Items from a figure collection:
╭──

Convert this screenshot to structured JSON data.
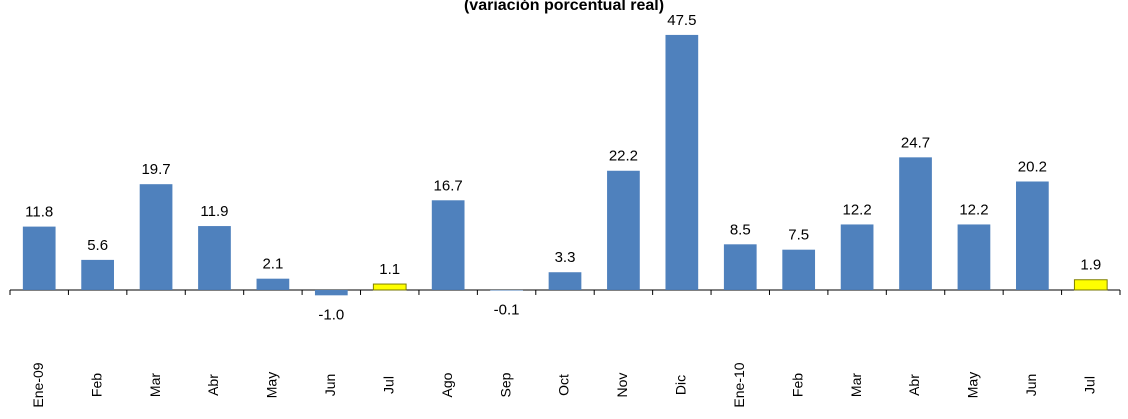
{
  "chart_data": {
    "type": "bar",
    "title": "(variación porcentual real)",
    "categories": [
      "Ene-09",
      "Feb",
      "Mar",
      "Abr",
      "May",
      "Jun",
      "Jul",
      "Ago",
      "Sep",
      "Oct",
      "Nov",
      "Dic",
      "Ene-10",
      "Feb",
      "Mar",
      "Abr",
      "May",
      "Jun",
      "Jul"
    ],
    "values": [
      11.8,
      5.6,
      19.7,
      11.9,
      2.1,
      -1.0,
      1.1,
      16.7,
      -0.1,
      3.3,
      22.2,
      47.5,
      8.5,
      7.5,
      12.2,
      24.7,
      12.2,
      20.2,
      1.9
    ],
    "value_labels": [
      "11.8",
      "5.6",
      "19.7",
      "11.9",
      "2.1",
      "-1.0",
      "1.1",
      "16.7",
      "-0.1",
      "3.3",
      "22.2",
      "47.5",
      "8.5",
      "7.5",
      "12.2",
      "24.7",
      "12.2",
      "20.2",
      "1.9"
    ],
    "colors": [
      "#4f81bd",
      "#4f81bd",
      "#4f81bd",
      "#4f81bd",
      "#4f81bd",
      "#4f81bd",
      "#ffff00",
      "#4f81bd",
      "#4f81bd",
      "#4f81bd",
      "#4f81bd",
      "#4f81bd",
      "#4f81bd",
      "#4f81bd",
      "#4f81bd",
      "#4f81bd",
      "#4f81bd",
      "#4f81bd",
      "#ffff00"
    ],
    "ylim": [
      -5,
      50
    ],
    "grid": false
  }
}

╰──

Aim of the task: Without the pictures, restate all of the entries above verbatim.

Output of the task:
Convert this screenshot to structured JSON data.
{
  "chart_data": {
    "type": "bar",
    "title": "(variación porcentual real)",
    "categories": [
      "Ene-09",
      "Feb",
      "Mar",
      "Abr",
      "May",
      "Jun",
      "Jul",
      "Ago",
      "Sep",
      "Oct",
      "Nov",
      "Dic",
      "Ene-10",
      "Feb",
      "Mar",
      "Abr",
      "May",
      "Jun",
      "Jul"
    ],
    "values": [
      11.8,
      5.6,
      19.7,
      11.9,
      2.1,
      -1.0,
      1.1,
      16.7,
      -0.1,
      3.3,
      22.2,
      47.5,
      8.5,
      7.5,
      12.2,
      24.7,
      12.2,
      20.2,
      1.9
    ],
    "value_labels": [
      "11.8",
      "5.6",
      "19.7",
      "11.9",
      "2.1",
      "-1.0",
      "1.1",
      "16.7",
      "-0.1",
      "3.3",
      "22.2",
      "47.5",
      "8.5",
      "7.5",
      "12.2",
      "24.7",
      "12.2",
      "20.2",
      "1.9"
    ],
    "colors": [
      "#4f81bd",
      "#4f81bd",
      "#4f81bd",
      "#4f81bd",
      "#4f81bd",
      "#4f81bd",
      "#ffff00",
      "#4f81bd",
      "#4f81bd",
      "#4f81bd",
      "#4f81bd",
      "#4f81bd",
      "#4f81bd",
      "#4f81bd",
      "#4f81bd",
      "#4f81bd",
      "#4f81bd",
      "#4f81bd",
      "#ffff00"
    ],
    "ylim": [
      -5,
      50
    ],
    "grid": false
  }
}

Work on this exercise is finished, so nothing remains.